[Collected data]
>>>>

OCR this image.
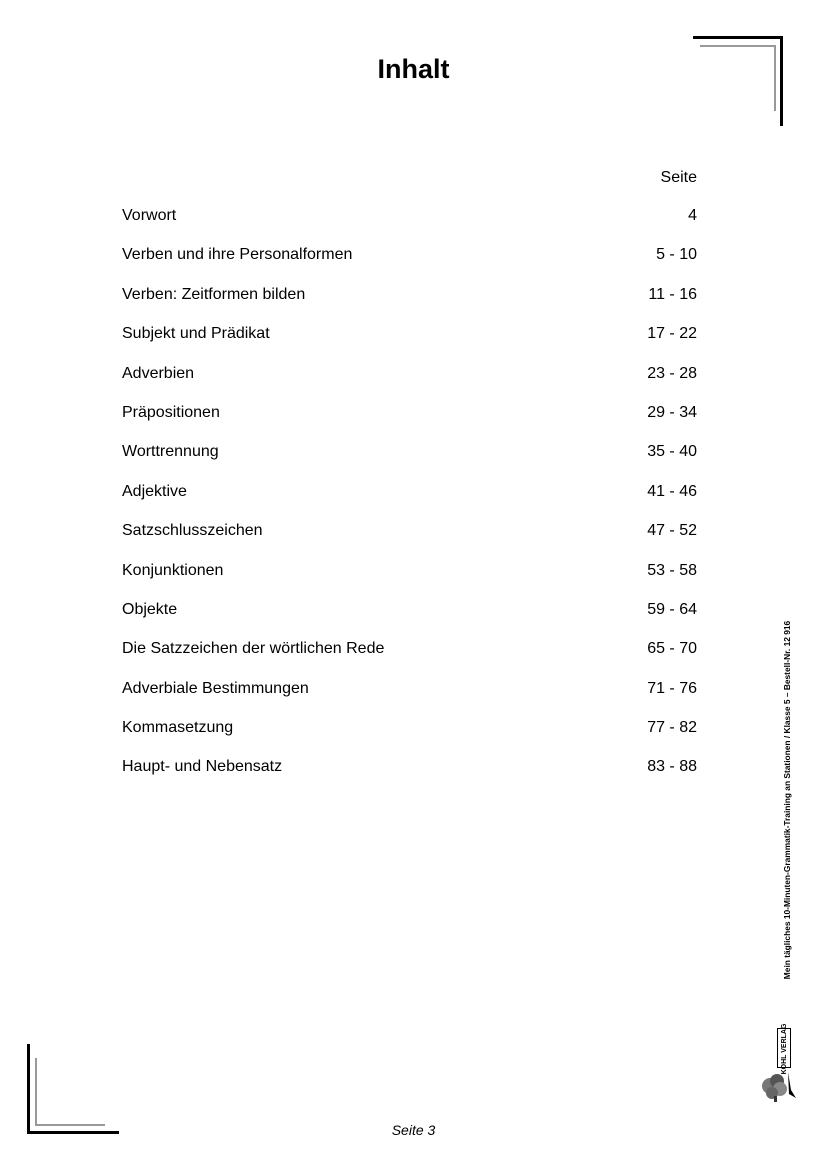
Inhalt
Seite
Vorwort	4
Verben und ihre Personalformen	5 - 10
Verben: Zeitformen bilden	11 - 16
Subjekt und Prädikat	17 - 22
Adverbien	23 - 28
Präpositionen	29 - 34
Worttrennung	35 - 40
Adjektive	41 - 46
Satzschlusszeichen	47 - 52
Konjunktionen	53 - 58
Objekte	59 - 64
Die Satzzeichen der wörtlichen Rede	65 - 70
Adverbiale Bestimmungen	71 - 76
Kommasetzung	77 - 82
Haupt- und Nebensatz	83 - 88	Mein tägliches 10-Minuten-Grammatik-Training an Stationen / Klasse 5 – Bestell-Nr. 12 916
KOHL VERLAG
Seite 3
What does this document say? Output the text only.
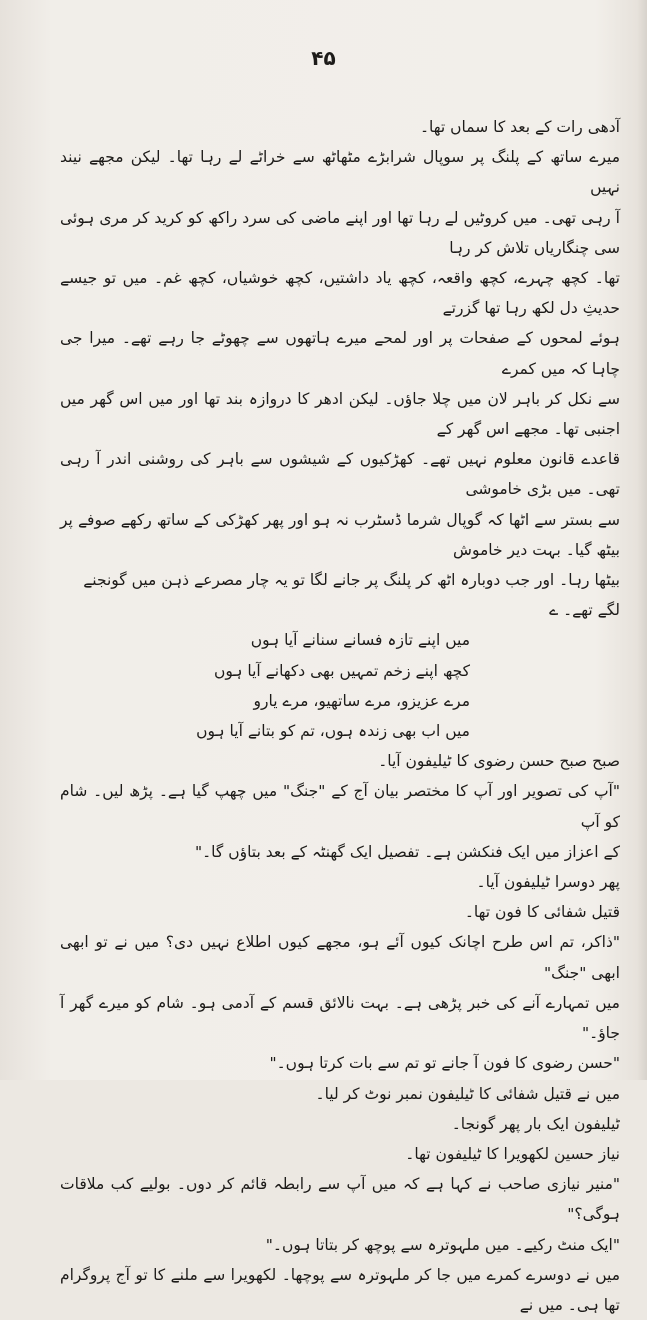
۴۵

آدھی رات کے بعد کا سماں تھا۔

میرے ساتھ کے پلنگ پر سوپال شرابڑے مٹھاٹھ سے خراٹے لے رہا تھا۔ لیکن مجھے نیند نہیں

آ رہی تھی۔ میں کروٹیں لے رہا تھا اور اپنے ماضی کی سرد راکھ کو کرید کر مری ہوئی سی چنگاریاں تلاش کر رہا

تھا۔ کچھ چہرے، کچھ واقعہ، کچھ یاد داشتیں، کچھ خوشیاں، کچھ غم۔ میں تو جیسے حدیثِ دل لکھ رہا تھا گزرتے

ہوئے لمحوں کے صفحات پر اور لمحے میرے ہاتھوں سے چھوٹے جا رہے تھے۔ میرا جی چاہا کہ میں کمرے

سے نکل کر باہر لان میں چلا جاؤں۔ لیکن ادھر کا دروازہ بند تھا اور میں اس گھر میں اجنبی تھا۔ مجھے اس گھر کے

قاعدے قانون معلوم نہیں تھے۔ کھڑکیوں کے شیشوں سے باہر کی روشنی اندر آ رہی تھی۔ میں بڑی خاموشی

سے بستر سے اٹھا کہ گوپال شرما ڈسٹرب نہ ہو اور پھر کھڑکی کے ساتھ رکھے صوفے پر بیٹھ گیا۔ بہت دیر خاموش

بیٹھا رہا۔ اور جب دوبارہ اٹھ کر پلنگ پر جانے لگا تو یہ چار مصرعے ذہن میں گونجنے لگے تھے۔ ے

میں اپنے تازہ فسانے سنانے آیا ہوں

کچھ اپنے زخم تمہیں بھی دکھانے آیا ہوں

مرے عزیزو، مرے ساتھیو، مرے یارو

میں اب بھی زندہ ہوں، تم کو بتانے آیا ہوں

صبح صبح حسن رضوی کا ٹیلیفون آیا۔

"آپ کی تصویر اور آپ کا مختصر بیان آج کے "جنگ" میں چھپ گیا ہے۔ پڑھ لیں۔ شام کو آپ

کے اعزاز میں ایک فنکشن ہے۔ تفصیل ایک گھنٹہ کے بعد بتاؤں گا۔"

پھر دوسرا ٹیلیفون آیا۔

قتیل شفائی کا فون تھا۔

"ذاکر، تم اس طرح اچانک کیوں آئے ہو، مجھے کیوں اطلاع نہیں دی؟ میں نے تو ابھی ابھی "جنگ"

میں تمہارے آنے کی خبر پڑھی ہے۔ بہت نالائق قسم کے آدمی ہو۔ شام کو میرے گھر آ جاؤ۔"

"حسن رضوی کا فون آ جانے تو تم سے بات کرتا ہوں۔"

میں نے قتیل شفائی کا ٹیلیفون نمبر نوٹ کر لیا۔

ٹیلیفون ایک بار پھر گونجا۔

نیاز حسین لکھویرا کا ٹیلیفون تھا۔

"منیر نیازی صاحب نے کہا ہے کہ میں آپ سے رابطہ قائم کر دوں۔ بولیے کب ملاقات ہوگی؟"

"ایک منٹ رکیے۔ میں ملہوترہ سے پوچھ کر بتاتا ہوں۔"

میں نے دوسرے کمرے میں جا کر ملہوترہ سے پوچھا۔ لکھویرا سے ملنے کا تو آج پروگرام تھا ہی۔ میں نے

<<<<
>>>>

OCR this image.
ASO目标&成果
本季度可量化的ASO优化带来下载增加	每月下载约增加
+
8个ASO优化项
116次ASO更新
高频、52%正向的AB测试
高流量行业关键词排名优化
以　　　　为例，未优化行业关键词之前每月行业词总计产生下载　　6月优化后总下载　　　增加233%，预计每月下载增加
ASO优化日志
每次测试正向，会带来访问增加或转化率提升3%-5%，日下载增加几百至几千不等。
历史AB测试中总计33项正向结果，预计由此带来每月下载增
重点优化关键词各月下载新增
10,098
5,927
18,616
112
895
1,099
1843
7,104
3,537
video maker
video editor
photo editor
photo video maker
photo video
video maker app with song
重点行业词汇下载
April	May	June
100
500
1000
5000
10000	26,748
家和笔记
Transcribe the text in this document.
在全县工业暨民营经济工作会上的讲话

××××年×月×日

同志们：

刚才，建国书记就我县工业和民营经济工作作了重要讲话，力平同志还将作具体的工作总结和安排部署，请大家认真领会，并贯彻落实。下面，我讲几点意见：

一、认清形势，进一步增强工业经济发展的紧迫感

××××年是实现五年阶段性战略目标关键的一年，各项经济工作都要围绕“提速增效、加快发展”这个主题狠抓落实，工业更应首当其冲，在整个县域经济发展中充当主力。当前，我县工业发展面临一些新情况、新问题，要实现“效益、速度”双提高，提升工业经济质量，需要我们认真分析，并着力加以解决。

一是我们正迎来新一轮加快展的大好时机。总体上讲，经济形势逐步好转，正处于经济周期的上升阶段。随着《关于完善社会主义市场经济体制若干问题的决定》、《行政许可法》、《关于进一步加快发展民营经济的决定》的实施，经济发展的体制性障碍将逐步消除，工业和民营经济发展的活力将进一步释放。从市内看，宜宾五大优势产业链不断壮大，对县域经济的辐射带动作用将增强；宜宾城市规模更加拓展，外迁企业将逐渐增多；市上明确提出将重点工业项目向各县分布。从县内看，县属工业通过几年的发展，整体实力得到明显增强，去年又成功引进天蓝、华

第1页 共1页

<<<<
>>>>

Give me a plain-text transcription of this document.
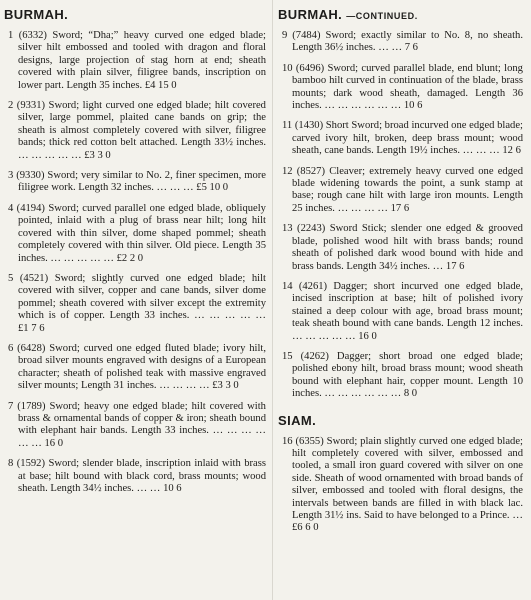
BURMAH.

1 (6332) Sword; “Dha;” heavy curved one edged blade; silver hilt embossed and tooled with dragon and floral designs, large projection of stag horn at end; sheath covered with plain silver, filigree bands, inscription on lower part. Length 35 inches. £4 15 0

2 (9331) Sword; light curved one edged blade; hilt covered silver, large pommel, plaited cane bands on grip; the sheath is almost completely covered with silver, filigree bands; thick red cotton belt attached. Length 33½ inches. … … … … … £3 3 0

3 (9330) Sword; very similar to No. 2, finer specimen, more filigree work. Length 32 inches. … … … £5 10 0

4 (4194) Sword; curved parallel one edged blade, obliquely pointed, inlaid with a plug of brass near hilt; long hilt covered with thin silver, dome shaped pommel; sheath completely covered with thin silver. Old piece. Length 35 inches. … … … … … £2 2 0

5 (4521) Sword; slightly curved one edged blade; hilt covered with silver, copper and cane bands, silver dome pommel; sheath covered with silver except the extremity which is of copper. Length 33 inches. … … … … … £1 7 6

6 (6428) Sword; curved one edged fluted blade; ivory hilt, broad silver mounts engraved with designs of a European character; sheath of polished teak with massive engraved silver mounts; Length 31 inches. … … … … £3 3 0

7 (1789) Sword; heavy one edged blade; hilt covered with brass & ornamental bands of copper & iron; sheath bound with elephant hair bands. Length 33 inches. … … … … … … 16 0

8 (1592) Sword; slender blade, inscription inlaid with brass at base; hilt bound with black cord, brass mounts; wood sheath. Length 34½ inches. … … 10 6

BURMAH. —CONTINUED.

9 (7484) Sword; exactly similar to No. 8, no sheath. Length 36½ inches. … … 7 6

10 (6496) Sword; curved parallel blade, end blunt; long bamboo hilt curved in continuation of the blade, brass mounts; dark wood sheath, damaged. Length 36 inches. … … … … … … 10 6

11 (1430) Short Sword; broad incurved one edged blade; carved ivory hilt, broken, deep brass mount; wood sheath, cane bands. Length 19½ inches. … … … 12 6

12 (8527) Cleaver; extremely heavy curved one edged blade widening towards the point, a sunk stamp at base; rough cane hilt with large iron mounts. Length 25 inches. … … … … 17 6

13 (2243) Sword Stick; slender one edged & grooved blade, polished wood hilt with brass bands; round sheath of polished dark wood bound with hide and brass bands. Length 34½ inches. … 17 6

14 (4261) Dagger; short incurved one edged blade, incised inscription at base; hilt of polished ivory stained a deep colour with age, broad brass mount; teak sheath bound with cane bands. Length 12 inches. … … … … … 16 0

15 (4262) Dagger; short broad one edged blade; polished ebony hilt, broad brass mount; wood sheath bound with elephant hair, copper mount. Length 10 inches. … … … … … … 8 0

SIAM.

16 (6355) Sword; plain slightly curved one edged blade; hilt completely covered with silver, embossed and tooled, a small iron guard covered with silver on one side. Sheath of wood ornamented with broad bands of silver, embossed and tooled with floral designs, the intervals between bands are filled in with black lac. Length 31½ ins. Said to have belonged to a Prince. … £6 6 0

<<<<

• TASK DESCRIPTION
Lines containing the word "similar" must all be returned from the material above.

• EXERCISE RESPONSE
3 (9330) Sword; very similar to No. 2, finer specimen, more filigree work. Length 32 inches. … … … £5 10 0
9 (7484) Sword; exactly similar to No. 8, no sheath. Length 36½ inches. … … 7 6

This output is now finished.